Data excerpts
========================
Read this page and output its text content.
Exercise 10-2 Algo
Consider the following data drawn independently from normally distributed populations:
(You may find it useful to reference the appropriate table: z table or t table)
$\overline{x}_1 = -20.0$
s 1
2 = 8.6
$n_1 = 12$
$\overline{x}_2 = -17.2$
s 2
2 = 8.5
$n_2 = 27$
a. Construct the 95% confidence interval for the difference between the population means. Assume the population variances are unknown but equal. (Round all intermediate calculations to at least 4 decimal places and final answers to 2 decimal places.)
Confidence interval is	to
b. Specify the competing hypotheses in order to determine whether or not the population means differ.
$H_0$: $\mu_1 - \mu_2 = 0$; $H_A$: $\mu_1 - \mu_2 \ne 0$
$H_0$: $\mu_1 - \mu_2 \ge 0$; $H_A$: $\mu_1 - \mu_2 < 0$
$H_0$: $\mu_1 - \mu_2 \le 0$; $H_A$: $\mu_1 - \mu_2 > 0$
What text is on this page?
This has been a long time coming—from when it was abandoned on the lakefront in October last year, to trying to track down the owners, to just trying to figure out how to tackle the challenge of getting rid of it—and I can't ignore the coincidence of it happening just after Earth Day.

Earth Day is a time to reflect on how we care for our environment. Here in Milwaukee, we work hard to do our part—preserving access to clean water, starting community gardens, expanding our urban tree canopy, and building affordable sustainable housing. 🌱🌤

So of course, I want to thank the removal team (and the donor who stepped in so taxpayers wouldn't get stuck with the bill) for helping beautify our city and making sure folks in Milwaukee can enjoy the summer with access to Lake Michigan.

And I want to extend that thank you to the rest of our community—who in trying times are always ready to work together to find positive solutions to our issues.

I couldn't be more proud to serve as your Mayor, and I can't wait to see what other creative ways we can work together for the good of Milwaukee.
========================
| Requirements |
Scan the records for the string "Milwaukee". Copy each line in which it appears.

| Response below |
Earth Day is a time to reflect on how we care for our environment. Here in Milwaukee, we work hard to do our part—preserving access to clean water, starting community gardens, expanding our urban tree canopy, and building affordable sustainable housing. 🌱🌤
So of course, I want to thank the removal team (and the donor who stepped in so taxpayers wouldn't get stuck with the bill) for helping beautify our city and making sure folks in Milwaukee can enjoy the summer with access to Lake Michigan.
I couldn't be more proud to serve as your Mayor, and I can't wait to see what other creative ways we can work together for the good of Milwaukee.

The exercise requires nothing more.